**AIM OF THE EXERCISE**
In the patch discussion, what does the reviewer identify as the only caller?

─── DOCUMENT PASSAGE ───

Re: [PATCH RESEND] qib:Fix concurrent access in the function, qib_init_iba6120_funcs

Doug Ledford <dledford@xxxxxxxxxx> · Thu, 10 Mar 2016 21:52:45 -0500

On 03/08/2016 06:13 PM, nick wrote:
> 
> 
> On 2016-03-08 03:04 PM, Doug Ledford wrote:
>> [ Dropping linux-kernel, they already know what I'm going to write here,
>> this is mainly for the linux-rdma folks ]
>>
>> On 03/07/2016 03:49 PM, Leon Romanovsky wrote:
>>> On Mon, Mar 07, 2016 at 04:34:04PM +0000, Marciniszyn, Mike wrote:
>>>>> This fixes concurrent access in the function, qib_init_iba6120_funcs by locking
>>>>> around the calls to when setting up f_sendctrl and f_set_armlauch function
>>>>> pointers to the functions, sendctrl_6120_mod qib_set_6120_armlaunch due to
>>>>> these functions needing to have their caller to hold the spinlock that is part of
>>>>> the qib_ibport pointer they are using and due to the lock not being held by
>>>>> higher up functions in the caller stack we need to hold it in qib_init_iba6210 to
>>>>> avoid conncurrent access when setting up these function pointers.
>>>>>
>>>>
>>>> I'm not sure I agree.
>>>>
>>>> static struct pci_driver qib_driver = {
>>>>         .name = QIB_DRV_NAME,
>>>>         .probe = qib_init_one,
>>>>         .remove = qib_remove_one,
>>>>         .id_table = qib_pci_tbl,
>>>>         .err_handler = &qib_pci_err_handler,
>>>> };
>>>>
>>>> The only caller is the probe function, which naturally protects since the device cannot be used until the probe returns.
>>>>
>>>> Are you actually having an issue with this older version of a qib card?
>>>
>>> IMHO no,
>>> The author is famous developer - Nick Krause [1].

─── EXCERPTED RECORDS ───

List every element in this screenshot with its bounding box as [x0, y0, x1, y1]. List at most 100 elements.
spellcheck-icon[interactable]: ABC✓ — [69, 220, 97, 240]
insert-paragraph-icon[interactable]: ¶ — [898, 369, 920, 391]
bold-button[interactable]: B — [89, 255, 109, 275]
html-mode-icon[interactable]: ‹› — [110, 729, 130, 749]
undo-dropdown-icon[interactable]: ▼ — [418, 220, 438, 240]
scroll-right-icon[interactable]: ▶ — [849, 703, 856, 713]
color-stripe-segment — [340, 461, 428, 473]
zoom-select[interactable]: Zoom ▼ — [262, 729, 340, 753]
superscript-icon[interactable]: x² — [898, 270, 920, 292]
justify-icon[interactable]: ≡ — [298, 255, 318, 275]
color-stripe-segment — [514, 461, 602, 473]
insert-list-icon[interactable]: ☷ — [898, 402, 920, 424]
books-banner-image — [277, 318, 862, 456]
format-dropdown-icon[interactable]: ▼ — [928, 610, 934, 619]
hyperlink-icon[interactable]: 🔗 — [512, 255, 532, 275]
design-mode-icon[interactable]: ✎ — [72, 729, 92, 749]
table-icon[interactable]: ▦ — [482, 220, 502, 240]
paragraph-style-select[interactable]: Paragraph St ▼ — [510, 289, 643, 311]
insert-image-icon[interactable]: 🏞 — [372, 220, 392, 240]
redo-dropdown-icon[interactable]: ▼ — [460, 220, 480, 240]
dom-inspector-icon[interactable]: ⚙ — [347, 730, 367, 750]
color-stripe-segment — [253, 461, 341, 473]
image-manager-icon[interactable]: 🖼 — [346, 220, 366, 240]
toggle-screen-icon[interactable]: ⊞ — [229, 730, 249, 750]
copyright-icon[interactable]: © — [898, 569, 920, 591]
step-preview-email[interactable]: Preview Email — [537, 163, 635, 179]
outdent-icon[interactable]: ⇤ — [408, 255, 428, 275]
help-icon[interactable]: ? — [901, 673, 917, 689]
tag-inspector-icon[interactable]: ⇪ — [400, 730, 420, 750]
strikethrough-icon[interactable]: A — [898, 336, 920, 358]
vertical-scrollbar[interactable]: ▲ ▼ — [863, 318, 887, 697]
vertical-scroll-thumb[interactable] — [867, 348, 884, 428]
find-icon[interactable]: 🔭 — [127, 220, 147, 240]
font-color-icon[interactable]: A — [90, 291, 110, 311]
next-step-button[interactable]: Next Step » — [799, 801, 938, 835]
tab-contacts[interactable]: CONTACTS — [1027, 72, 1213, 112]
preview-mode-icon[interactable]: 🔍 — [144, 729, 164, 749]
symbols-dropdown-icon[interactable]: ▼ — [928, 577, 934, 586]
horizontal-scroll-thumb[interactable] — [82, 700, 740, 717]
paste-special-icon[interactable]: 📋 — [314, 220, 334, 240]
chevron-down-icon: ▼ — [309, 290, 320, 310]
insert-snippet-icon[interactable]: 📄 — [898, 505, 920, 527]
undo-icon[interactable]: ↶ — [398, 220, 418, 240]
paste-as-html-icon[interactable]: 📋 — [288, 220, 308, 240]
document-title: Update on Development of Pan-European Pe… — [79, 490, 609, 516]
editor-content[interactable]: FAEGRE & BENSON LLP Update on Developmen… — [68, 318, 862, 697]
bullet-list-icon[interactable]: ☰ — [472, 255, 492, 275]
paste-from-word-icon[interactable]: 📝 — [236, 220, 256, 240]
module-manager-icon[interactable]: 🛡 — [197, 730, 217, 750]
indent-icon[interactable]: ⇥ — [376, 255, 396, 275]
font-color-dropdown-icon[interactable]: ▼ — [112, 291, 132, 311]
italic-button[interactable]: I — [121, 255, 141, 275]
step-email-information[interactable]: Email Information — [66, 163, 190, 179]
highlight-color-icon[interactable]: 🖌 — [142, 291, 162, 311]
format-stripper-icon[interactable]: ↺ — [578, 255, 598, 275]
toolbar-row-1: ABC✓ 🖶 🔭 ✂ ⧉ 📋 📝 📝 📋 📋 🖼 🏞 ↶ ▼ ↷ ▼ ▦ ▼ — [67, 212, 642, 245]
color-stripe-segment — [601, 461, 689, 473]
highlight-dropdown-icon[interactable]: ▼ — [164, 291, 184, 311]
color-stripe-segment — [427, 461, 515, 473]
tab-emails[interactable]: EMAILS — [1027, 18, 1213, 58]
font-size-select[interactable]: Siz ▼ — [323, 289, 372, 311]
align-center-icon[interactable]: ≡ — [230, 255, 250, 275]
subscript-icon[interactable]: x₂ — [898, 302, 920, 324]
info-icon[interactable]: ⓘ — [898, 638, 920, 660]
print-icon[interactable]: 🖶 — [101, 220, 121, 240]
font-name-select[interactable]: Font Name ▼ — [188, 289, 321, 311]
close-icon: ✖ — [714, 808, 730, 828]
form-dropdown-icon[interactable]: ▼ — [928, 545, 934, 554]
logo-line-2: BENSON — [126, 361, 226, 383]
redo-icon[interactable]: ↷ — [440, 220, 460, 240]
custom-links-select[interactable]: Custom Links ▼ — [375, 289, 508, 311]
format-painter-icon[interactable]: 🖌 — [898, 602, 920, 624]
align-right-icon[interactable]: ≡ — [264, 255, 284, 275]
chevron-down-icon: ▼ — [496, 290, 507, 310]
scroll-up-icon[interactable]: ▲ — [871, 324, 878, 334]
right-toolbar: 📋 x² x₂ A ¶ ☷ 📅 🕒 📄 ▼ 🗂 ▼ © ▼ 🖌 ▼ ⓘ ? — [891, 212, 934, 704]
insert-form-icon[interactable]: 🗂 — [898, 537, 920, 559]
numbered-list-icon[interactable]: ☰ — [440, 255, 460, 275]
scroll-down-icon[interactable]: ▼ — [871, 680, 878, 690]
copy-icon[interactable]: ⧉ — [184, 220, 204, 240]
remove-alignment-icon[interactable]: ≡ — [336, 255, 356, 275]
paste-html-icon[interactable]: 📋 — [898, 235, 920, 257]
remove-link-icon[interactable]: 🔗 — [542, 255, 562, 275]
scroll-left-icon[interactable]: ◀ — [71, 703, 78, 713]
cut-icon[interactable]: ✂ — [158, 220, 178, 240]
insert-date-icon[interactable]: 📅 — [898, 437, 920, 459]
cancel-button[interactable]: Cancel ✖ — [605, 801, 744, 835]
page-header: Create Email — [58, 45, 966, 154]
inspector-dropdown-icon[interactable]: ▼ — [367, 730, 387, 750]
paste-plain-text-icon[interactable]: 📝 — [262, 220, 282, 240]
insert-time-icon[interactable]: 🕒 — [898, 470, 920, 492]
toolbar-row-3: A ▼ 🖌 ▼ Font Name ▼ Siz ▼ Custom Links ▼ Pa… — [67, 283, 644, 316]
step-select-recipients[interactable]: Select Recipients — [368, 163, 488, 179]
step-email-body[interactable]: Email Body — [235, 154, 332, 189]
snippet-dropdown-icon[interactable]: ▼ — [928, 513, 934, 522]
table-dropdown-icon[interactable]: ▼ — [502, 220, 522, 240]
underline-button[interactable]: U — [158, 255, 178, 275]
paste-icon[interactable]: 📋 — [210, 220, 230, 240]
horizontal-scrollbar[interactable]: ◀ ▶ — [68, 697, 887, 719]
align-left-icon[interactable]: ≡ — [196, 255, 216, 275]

───

**TASK SOLUTION**
The probe function, which protects the setup because the device cannot be used until the probe returns.